**The exercise:**
Reproduce the listing below verbatim, leaving out the pictures.

□ □ □ □ □ □ □

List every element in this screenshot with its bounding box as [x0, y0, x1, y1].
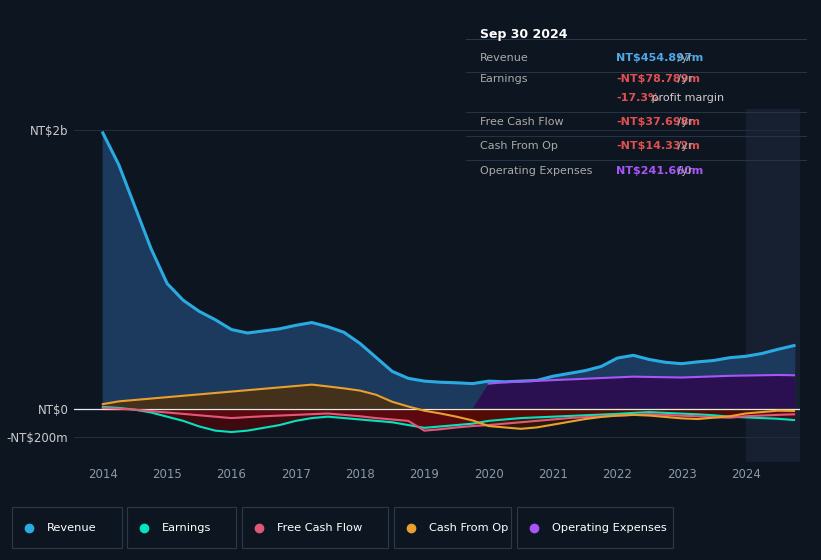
Text: profit margin: profit margin [648, 93, 723, 103]
Text: /yr: /yr [673, 53, 692, 63]
Text: Cash From Op: Cash From Op [429, 523, 508, 533]
Text: Revenue: Revenue [47, 523, 96, 533]
Text: Earnings: Earnings [162, 523, 211, 533]
Text: Revenue: Revenue [480, 53, 529, 63]
Text: -NT$14.332m: -NT$14.332m [617, 141, 700, 151]
Text: /yr: /yr [673, 74, 692, 84]
Text: -NT$78.789m: -NT$78.789m [617, 74, 700, 84]
Text: /yr: /yr [673, 141, 692, 151]
Text: Sep 30 2024: Sep 30 2024 [480, 28, 567, 41]
Text: Free Cash Flow: Free Cash Flow [480, 117, 563, 127]
Text: -NT$37.698m: -NT$37.698m [617, 117, 700, 127]
Bar [745, 109, 800, 462]
Text: NT$241.660m: NT$241.660m [617, 166, 704, 175]
Text: /yr: /yr [673, 166, 692, 175]
Text: /yr: /yr [673, 117, 692, 127]
Text: -17.3%: -17.3% [617, 93, 659, 103]
Text: Free Cash Flow: Free Cash Flow [277, 523, 362, 533]
Text: Operating Expenses: Operating Expenses [480, 166, 592, 175]
Text: Cash From Op: Cash From Op [480, 141, 557, 151]
Text: NT$454.897m: NT$454.897m [617, 53, 704, 63]
Text: Earnings: Earnings [480, 74, 529, 84]
Text: Operating Expenses: Operating Expenses [552, 523, 667, 533]
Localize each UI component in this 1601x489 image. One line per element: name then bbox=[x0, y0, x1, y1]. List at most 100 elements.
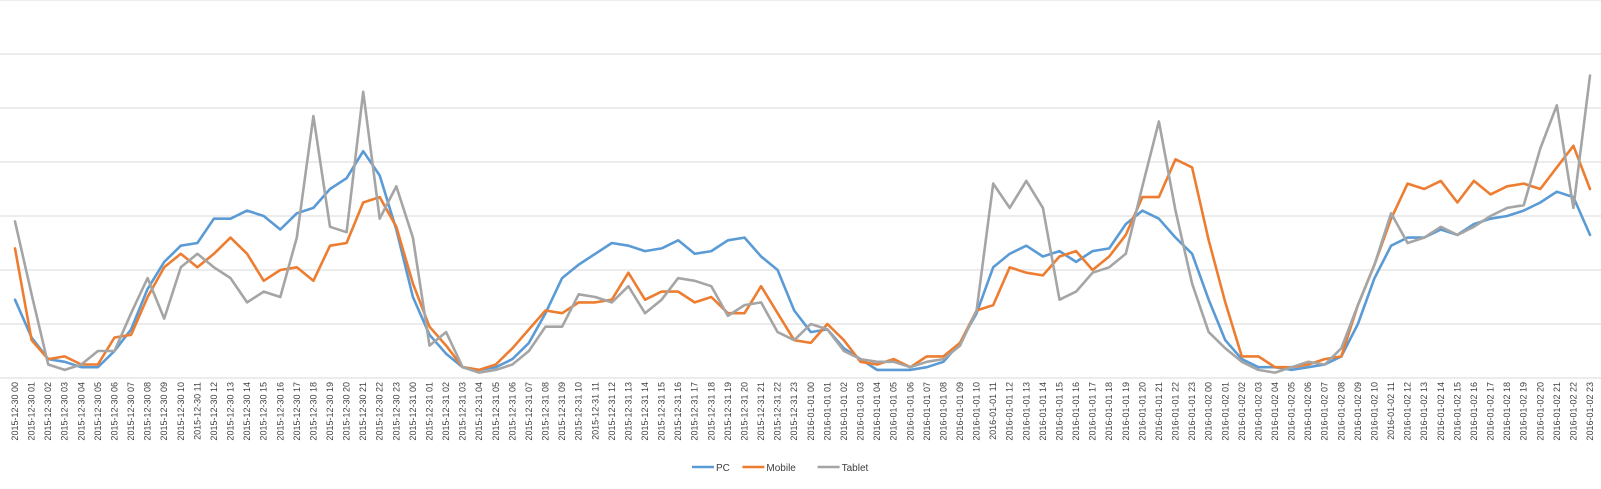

□ □ □ □ □ □ □

**Exercise answer:**
List every element in this screenshot with its bounding box as [x0, y0, x1, y1].
Text: profit margin: profit margin [648, 93, 723, 103]
Text: /yr: /yr [673, 53, 692, 63]
Text: Cash From Op: Cash From Op [429, 523, 508, 533]
Text: Revenue: Revenue [47, 523, 96, 533]
Text: Earnings: Earnings [162, 523, 211, 533]
Text: Revenue: Revenue [480, 53, 529, 63]
Text: -NT$14.332m: -NT$14.332m [617, 141, 700, 151]
Text: /yr: /yr [673, 74, 692, 84]
Text: -NT$78.789m: -NT$78.789m [617, 74, 700, 84]
Text: /yr: /yr [673, 141, 692, 151]
Text: Sep 30 2024: Sep 30 2024 [480, 28, 567, 41]
Text: Free Cash Flow: Free Cash Flow [480, 117, 563, 127]
Text: -NT$37.698m: -NT$37.698m [617, 117, 700, 127]
Bar [745, 109, 800, 462]
Text: NT$241.660m: NT$241.660m [617, 166, 704, 175]
Text: /yr: /yr [673, 166, 692, 175]
Text: /yr: /yr [673, 117, 692, 127]
Text: -17.3%: -17.3% [617, 93, 659, 103]
Text: Free Cash Flow: Free Cash Flow [277, 523, 362, 533]
Text: Operating Expenses: Operating Expenses [480, 166, 592, 175]
Text: Cash From Op: Cash From Op [480, 141, 557, 151]
Text: NT$454.897m: NT$454.897m [617, 53, 704, 63]
Text: Earnings: Earnings [480, 74, 529, 84]
Text: Operating Expenses: Operating Expenses [552, 523, 667, 533]
Localize each UI component in this 1601x489 image. One line per element: name then bbox=[x0, y0, x1, y1]. List at most 100 elements.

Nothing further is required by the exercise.